Format the lines of the listing below as a JSON array of strings, one string per line and no blank lines. Begin with the line containing "- data-point-2-26: [752, 557, 757, 563]" and continue through the line containing "- data-point-1-2: [374, 448, 382, 455]", including both of those lines.
-- begin Exercise data --
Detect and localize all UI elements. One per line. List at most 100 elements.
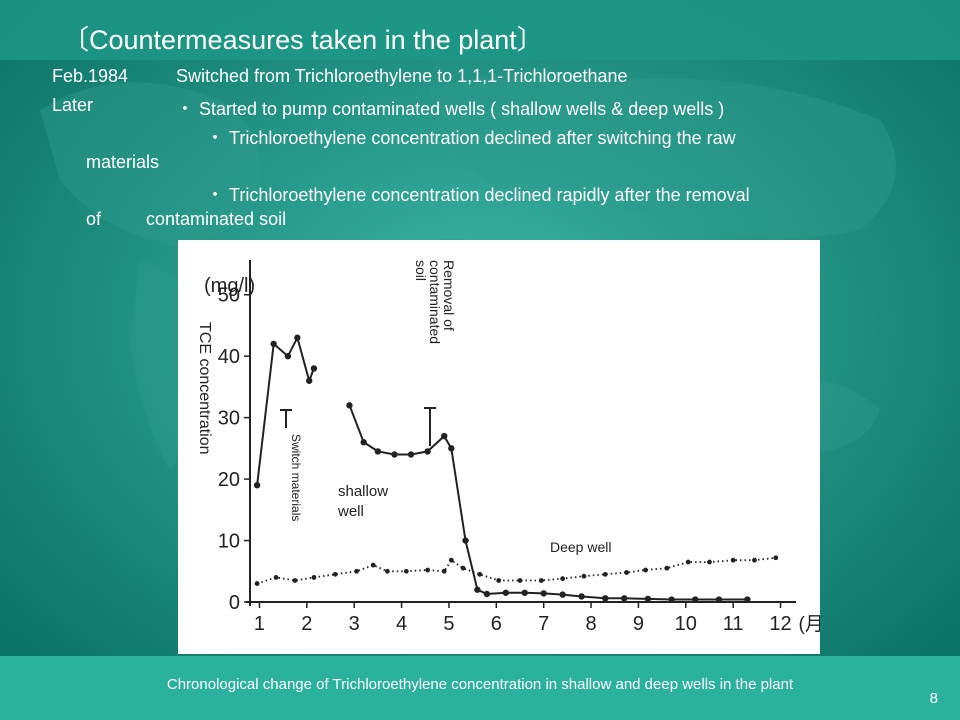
- data-point-2-26: [752, 557, 757, 563]
- timeline-date-2: Later: [52, 95, 94, 115]
- data-point-1-21: [715, 596, 723, 603]
- data-point-2-25: [730, 557, 736, 563]
- data-point-2-13: [477, 571, 483, 577]
- data-point-1-2: [374, 448, 382, 455]
- annotation-switch-materials: Switch materials: [289, 434, 303, 521]
- page-number: 8: [929, 690, 938, 707]
- data-point-0-4: [306, 377, 313, 384]
- data-point-1-10: [483, 590, 491, 598]
- data-point-1-7: [448, 445, 455, 452]
- x-tick-label: 5: [443, 613, 454, 635]
- data-point-2-14: [496, 578, 502, 583]
- data-point-1-18: [644, 595, 652, 603]
- bullet-decline-switch: ・ Trichloroethylene concentration declin…: [206, 128, 736, 148]
- x-tick-label: 3: [349, 613, 360, 635]
- x-tick-label: 4: [396, 613, 407, 635]
- data-point-1-19: [668, 596, 675, 603]
- data-point-1-4: [407, 451, 415, 458]
- timeline-text-1: Switched from Trichloroethylene to 1,1,1…: [176, 66, 628, 86]
- data-point-2-20: [624, 570, 629, 575]
- x-tick-label: 11: [723, 613, 744, 635]
- data-point-1-9: [474, 586, 481, 593]
- x-tick-label: 6: [491, 613, 502, 635]
- timeline-text-2: ・ Started to pump contaminated wells ( s…: [176, 99, 725, 119]
- y-unit-label: (mg/l): [204, 275, 255, 297]
- x-tick-label: 1: [254, 613, 265, 635]
- y-axis-label: TCE concentration: [196, 322, 213, 455]
- annotation-deep-well: Deep well: [550, 539, 611, 555]
- data-point-2-3: [311, 575, 317, 580]
- data-point-0-5: [310, 365, 318, 372]
- y-tick-label: 50: [218, 285, 240, 307]
- data-point-1-6: [441, 432, 448, 440]
- data-point-2-8: [403, 568, 409, 574]
- timeline-date-1: Feb.1984: [52, 66, 129, 86]
- y-tick-label: 10: [218, 531, 240, 553]
- data-point-2-15: [517, 578, 523, 583]
- data-point-2-16: [538, 578, 544, 583]
- data-point-1-0: [346, 402, 353, 409]
- data-point-1-17: [621, 595, 628, 602]
- data-point-2-5: [354, 568, 359, 574]
- bullet-decline-removal-cont: contaminated soil: [146, 209, 287, 229]
- data-point-2-18: [581, 573, 587, 579]
- chart-markers: [253, 334, 779, 603]
- bullet-decline-removal-of: of: [86, 209, 102, 229]
- data-point-1-14: [559, 591, 566, 598]
- data-point-2-27: [773, 555, 779, 561]
- data-point-2-7: [384, 568, 390, 574]
- annotation-removal-line-1: contaminated: [427, 260, 443, 344]
- data-point-1-13: [540, 590, 547, 597]
- data-point-2-22: [664, 565, 670, 571]
- slide-title: 〔Countermeasures taken in the plant〕: [62, 25, 544, 55]
- data-point-2-6: [370, 562, 376, 568]
- data-point-2-23: [685, 559, 691, 565]
- data-point-1-8: [462, 537, 469, 544]
- x-tick-label: 2: [301, 613, 312, 635]
- annotation-removal-line-2: soil: [413, 260, 429, 281]
- bullet-decline-switch-cont: materials: [86, 152, 160, 172]
- bullet-decline-removal: ・ Trichloroethylene concentration declin…: [206, 185, 750, 205]
- annotation-shallow-line-0: shallow: [338, 483, 388, 500]
- data-point-1-1: [360, 439, 367, 446]
- series-line-1: [348, 404, 748, 601]
- data-point-2-21: [643, 567, 648, 573]
- y-tick-label: 20: [218, 469, 240, 491]
- data-point-1-16: [602, 595, 609, 602]
- data-point-2-1: [273, 575, 279, 580]
- chart-annotations: TCE concentration Switch materials Removal…: [196, 260, 611, 555]
- data-point-2-12: [460, 565, 466, 571]
- x-unit-label: (月): [799, 614, 820, 635]
- y-tick-label: 40: [218, 346, 240, 368]
- data-point-1-20: [692, 596, 699, 603]
- data-point-1-12: [521, 589, 528, 596]
- chart-caption: Chronological change of Trichloroethylen…: [166, 676, 794, 693]
- data-point-1-11: [502, 589, 509, 596]
- data-point-2-19: [602, 571, 608, 577]
- data-point-0-1: [270, 340, 277, 348]
- annotation-shallow-line-1: well: [337, 503, 364, 520]
- annotation-removal-line-0: Removal of: [441, 260, 457, 331]
- y-tick-label: 0: [229, 592, 240, 614]
- data-point-1-5: [424, 448, 431, 455]
- y-tick-label: 30: [218, 408, 240, 430]
- data-point-2-10: [441, 568, 447, 574]
- data-point-1-3: [391, 451, 398, 458]
- x-tick-label: 12: [769, 613, 791, 635]
- data-point-0-2: [284, 352, 292, 360]
- data-point-2-4: [332, 571, 338, 577]
- data-point-2-9: [425, 567, 431, 573]
- x-tick-label: 9: [633, 613, 644, 635]
- data-point-2-0: [254, 581, 260, 586]
- data-point-1-15: [578, 593, 585, 600]
- x-tick-label: 7: [538, 613, 549, 635]
- data-point-2-24: [707, 559, 712, 565]
- chart-series: [256, 334, 776, 601]
- data-point-2-11: [448, 557, 454, 563]
- chart-axes: [246, 260, 796, 606]
- data-point-1-22: [744, 596, 751, 603]
- data-point-2-2: [292, 578, 298, 583]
-- end Exercise data --
■ **Solution to this task**:
[
  "- data-point-2-26: [752, 557, 757, 563]",
  "- timeline-date-2: Later: [52, 95, 94, 115]",
  "- data-point-1-21: [715, 596, 723, 603]",
  "- data-point-2-25: [730, 557, 736, 563]",
  "- data-point-2-13: [477, 571, 483, 577]",
  "- data-point-1-2: [374, 448, 382, 455]"
]